A typical scenario is a parent helping their child colour in their pictures, or when Mom and Dad do the majority of the puzzle for them. Or when your children know they have to take their empty plates to the sink, but you end up doing it for them after they've run off to play.

These are the small but important aspects of parenting that contribute to the growth and development of a child and when parents take over their children’s tasks or responsibilities, it opens a number of potential problems later on in life.

Read more: Free-range vs helicopter parenting

Boarding school was my saving-grace, as well as a massive shock to the system and with it came having to be responsible for your own washing, detention for an unmade bed and weekly washing-up duties that worked on rotation. I’m happy to say that this taught me to clean up after myself and that my adult-life is self-sufficient for the most part.

Most children will get away with not doing things for themselves, because they’re allowed to. But at what point do parents stop doing too much for their kids?

As I approach my 30’s I have a few friends whose parents still do everything for them (their mothers in particular). I’m not talking about the odd load of washing that your mother offers to wash and iron for you, or the odd occasion where your mother pops in for tea and ends up spring-cleaning your house for you- if your mom does that for you every now and then, cherish her!

I’m talking about the capable adults who still don’t make their bed, ever, the ones who can’t fry an egg let alone lift a finger to help wash up the dishes for it

"His mother would collect our laundry"

Without disregarding the guilty women here, since I’m a heterosexual, single female in the dating pool, let me focus on the adult men in this case.

I once dated a guy (and his mother) for a few years before I eventually started fantasising about having casual sex with an imaginary man who wouldn’t say things like “I love the smell of the fabric softener my Mommy uses on our bed linen” during sexy time.

His mother would come around every Thursday, collect his washing (and mine, argh) and have it all back on our bed, washed and ironed by the next day.

§ **Given entries**
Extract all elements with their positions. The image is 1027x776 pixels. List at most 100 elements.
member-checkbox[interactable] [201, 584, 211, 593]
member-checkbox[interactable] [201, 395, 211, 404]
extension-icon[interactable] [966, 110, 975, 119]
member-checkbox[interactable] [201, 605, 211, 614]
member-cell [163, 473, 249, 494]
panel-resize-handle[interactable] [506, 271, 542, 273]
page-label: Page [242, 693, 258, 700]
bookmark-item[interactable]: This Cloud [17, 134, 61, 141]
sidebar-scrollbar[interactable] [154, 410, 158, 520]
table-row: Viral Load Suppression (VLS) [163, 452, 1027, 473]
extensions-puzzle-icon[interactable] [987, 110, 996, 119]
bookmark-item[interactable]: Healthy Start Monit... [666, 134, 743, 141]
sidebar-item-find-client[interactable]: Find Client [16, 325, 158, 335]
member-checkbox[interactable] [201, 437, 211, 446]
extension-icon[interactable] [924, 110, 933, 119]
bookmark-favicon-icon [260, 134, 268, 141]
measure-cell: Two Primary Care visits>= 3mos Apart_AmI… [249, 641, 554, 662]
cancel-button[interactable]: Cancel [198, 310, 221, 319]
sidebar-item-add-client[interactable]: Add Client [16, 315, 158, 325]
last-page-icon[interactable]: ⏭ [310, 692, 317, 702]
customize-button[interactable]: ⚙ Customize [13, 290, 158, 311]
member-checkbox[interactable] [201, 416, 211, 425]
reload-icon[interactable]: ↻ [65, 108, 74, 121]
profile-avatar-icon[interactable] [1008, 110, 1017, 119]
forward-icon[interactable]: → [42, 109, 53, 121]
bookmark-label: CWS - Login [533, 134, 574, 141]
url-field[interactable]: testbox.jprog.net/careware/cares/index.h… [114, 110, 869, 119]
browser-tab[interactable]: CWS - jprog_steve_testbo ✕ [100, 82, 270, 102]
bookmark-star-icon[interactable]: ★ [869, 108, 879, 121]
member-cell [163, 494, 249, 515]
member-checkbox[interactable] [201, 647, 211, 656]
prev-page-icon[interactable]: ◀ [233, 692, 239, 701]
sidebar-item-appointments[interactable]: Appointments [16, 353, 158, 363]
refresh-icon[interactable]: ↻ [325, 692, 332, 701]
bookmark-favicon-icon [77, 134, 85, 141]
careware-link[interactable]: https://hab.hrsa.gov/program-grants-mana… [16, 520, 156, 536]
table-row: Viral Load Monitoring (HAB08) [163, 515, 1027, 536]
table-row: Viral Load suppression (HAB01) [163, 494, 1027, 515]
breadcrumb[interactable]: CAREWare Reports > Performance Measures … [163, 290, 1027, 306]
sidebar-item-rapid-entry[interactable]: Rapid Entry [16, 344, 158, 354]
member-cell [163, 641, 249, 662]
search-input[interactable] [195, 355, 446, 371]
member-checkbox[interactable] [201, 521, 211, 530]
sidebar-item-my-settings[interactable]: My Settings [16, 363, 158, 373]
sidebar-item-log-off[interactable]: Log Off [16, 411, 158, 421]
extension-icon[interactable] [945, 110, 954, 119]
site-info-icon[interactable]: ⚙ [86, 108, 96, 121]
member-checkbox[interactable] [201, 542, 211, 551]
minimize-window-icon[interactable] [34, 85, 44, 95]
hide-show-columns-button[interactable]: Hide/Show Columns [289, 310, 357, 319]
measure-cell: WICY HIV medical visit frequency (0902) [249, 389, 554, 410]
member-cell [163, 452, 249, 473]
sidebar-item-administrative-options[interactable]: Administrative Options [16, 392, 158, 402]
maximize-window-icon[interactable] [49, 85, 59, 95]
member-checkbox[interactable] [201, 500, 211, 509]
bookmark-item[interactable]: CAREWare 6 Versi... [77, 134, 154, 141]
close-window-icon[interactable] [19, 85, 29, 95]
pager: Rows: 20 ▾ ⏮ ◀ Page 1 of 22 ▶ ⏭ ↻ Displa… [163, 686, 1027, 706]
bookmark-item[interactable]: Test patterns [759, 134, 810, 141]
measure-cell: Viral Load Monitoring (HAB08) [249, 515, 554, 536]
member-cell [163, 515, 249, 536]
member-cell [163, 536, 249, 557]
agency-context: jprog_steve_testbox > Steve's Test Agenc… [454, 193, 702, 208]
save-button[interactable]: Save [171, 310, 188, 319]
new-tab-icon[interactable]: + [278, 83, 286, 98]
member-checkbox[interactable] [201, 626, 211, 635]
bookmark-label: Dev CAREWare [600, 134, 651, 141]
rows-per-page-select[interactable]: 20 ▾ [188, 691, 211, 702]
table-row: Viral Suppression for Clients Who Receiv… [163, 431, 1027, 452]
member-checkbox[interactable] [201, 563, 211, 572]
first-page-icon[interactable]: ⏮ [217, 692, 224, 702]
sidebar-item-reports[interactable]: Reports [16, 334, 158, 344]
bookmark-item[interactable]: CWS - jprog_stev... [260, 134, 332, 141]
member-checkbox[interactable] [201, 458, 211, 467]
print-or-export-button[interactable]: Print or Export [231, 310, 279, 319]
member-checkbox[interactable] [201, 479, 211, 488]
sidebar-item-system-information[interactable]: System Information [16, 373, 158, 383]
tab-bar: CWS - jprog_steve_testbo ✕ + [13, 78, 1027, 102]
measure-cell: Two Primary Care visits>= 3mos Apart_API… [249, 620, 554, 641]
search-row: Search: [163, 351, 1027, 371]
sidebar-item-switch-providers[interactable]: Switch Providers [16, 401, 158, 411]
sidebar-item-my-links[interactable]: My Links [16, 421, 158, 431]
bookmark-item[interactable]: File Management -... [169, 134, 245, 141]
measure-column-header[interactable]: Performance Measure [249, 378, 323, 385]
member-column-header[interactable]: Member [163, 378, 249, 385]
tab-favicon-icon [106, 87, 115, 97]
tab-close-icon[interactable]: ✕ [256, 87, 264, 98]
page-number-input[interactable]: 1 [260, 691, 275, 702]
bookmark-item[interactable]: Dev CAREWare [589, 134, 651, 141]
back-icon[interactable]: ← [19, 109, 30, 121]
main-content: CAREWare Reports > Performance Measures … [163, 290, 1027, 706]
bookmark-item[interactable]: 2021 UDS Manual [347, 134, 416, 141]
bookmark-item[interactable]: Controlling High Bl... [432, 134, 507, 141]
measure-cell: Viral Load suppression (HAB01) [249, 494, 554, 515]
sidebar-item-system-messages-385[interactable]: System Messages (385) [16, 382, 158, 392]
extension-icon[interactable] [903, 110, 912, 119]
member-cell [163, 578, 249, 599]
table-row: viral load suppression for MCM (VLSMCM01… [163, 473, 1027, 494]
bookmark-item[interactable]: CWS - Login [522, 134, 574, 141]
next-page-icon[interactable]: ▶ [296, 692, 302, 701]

§ **What to do**
a. Repeat the parenting article word for word between "Boarding school was" and "then, cherish her!", inclusive.
b. Condense the paragraph of the parenting article that begins "Boarding school was my saving-grace" into a short bulleted list that keeps its main facts.
c. In the parenting article, how often did the boyfriend's mother come around to collect the washing?
The records come from a different source than the parenting article.

§ **Answers given**
a.
Boarding school was my saving-grace, as well as a massive shock to the system and with it came having to be responsible for your own washing, detention for an unmade bed and weekly washing-up duties that worked on rotation. I’m happy to say that this taught me to clean up after myself and that my adult-life is self-sufficient for the most part.

Most children will get away with not doing things for themselves, because they’re allowed to. But at what point do parents stop doing too much for their kids?

As I approach my 30’s I have a few friends whose parents still do everything for them (their mothers in particular). I’m not talking about the odd load of washing that your mother offers to wash and iron for you, or the odd occasion where your mother pops in for tea and ends up spring-cleaning your house for you- if your mom does that for you every now and then, cherish her!

b.
- Boarding school was both a saving grace and a big shock.
- Students were responsible for their own washing.
- An unmade bed earned detention.
- Washing-up duties were weekly and rotated.
- The experience taught the writer to clean up after themselves, and their adult life is now mostly self-sufficient.

c. Every Thursday.